(Records from a dataset)
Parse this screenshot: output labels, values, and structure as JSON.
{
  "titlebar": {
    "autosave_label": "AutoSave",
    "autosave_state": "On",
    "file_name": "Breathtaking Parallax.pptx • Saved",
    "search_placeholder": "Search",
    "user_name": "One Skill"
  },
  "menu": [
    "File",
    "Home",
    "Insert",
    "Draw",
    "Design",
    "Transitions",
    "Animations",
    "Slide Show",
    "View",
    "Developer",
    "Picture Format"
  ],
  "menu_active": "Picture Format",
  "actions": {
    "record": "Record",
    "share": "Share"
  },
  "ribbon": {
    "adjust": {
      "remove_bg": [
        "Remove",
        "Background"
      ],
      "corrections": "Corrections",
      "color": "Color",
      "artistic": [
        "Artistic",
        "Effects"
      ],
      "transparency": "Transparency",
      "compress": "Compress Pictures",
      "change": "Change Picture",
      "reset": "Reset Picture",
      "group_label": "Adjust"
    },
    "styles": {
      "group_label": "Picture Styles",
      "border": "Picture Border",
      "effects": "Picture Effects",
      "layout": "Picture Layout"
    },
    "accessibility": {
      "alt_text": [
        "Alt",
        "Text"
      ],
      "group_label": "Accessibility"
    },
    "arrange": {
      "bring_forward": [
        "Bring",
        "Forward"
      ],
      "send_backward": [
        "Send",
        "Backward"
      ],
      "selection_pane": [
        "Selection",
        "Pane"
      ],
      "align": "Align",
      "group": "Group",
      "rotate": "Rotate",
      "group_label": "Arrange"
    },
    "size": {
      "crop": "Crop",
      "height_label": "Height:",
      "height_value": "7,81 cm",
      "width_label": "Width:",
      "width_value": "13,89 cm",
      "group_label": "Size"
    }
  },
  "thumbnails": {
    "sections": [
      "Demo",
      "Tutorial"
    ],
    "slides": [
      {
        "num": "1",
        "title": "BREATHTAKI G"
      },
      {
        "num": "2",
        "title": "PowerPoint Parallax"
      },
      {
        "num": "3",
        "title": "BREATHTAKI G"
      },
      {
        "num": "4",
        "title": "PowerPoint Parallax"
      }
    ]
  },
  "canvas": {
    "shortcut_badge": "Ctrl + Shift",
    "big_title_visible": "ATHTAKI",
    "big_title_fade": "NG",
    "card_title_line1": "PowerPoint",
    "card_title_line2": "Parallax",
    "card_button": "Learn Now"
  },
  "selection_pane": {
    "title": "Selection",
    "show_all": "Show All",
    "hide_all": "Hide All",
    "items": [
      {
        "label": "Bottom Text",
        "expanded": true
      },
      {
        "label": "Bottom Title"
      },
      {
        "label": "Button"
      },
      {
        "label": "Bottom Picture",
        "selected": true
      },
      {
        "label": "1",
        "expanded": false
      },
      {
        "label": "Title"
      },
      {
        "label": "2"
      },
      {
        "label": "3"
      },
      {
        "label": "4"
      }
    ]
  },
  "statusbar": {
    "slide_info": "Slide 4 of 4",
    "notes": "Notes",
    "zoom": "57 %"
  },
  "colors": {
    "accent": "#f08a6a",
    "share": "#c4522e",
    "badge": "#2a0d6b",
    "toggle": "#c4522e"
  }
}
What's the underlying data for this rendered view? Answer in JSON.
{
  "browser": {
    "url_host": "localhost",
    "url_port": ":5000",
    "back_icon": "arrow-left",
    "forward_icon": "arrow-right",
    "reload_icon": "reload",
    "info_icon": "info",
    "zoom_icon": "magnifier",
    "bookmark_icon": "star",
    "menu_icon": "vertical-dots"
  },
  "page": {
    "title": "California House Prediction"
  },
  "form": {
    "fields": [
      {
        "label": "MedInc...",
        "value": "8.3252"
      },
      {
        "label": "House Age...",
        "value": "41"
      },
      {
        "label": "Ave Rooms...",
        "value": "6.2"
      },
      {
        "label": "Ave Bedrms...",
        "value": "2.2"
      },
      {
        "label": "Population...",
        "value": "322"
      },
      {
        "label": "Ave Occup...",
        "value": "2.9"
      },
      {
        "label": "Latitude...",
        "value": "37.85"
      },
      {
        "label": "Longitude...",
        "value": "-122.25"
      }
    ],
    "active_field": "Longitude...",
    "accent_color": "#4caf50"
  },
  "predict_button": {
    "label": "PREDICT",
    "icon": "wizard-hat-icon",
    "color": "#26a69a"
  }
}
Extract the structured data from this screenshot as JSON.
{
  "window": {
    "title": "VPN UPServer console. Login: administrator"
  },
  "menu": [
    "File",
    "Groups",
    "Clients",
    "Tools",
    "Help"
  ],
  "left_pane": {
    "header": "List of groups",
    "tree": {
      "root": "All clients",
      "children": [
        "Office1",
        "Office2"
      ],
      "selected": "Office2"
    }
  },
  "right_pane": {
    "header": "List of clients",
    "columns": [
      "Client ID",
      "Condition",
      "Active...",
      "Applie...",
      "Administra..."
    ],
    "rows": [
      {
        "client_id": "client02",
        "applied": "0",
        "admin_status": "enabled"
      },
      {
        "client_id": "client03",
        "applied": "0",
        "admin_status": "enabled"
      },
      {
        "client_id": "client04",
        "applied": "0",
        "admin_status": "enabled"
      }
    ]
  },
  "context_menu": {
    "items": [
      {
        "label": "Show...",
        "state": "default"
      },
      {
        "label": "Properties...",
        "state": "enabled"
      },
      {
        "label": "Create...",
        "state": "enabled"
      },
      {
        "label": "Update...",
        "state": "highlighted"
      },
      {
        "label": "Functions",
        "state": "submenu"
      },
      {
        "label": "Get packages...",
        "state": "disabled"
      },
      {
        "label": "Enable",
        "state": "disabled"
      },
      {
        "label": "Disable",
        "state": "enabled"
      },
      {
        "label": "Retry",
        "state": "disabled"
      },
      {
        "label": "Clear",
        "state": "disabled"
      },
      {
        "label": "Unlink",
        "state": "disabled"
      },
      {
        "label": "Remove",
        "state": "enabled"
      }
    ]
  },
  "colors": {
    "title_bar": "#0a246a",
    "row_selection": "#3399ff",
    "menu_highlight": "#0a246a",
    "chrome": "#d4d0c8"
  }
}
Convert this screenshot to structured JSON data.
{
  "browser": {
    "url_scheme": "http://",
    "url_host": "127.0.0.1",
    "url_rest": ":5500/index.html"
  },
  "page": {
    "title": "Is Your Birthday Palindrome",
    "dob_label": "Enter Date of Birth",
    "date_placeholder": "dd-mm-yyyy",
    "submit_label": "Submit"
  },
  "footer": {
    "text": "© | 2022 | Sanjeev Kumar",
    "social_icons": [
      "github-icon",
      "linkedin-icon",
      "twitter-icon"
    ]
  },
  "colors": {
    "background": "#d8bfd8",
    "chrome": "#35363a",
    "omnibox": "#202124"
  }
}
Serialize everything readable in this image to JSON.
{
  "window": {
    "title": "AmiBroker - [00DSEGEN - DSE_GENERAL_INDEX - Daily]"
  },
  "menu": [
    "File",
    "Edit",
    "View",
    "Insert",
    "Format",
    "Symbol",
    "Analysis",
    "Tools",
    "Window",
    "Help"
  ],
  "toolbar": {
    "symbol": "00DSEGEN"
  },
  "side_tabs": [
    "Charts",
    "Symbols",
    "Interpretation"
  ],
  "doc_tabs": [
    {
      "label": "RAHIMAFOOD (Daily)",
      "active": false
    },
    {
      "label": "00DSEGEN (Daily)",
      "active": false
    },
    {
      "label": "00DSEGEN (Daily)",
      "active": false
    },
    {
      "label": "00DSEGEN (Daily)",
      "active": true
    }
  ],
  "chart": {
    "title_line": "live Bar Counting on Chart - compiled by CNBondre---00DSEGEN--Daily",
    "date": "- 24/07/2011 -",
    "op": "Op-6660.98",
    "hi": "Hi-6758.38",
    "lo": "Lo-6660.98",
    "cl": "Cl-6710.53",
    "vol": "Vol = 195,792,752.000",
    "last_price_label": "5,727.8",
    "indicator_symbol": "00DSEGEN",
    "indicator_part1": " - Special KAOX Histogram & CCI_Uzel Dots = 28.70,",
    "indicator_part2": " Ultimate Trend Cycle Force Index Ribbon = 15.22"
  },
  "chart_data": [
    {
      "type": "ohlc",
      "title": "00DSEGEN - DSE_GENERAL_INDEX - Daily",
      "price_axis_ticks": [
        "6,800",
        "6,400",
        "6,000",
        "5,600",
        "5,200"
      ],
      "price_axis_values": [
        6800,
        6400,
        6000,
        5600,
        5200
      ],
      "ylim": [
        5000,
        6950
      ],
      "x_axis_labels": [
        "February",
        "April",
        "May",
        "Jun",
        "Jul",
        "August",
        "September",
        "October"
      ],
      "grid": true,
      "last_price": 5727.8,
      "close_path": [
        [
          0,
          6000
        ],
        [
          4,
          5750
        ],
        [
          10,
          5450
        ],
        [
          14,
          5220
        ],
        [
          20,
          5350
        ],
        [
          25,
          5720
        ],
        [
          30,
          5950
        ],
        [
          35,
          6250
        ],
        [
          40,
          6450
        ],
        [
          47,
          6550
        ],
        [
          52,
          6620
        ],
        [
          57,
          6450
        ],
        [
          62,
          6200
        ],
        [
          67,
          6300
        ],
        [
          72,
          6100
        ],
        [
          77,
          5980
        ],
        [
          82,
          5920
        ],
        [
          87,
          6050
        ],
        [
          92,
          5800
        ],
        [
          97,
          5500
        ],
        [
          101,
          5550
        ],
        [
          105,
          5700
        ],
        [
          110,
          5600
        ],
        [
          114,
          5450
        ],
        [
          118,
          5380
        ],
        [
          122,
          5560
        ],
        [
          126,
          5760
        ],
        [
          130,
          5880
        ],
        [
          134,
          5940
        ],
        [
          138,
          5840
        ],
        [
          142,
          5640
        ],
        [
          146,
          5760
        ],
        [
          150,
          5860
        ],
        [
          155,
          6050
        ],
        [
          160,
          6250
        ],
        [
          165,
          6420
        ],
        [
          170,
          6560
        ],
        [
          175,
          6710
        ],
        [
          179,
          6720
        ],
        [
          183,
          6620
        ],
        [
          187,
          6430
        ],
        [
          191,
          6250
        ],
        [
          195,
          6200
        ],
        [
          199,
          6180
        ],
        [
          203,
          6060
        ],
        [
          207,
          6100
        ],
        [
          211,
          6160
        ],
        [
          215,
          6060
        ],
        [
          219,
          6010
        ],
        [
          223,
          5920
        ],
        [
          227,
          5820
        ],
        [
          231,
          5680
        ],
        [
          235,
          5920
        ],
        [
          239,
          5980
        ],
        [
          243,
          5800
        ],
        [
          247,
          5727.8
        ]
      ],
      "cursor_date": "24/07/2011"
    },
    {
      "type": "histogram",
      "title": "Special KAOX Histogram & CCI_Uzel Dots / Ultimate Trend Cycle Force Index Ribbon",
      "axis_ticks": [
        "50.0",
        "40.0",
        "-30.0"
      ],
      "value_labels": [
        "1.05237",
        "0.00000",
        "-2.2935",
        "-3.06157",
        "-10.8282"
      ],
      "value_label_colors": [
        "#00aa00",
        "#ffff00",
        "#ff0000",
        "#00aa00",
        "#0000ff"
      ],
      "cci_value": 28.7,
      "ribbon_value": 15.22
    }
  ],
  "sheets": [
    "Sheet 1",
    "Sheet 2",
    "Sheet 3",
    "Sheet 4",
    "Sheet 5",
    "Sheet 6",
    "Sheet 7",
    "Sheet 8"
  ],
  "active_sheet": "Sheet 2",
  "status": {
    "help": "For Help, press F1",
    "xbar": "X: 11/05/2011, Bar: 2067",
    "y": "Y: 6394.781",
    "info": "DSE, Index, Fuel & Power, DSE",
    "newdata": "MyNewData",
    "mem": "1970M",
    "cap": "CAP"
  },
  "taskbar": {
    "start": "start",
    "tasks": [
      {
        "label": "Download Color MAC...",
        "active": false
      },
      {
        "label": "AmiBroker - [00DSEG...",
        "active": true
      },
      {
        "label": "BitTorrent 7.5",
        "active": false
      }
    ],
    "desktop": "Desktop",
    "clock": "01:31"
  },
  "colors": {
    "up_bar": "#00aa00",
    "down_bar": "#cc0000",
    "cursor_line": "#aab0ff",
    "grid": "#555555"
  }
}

- EXERCISE DETAILS -
Go through the entries above and copy every line containing "JSON".

- COMPLETE OUTPUT -
Parse this screenshot: output labels, values, and structure as JSON.
What's the underlying data for this rendered view? Answer in JSON.
Extract the structured data from this screenshot as JSON.
Convert this screenshot to structured JSON data.
Serialize everything readable in this image to JSON.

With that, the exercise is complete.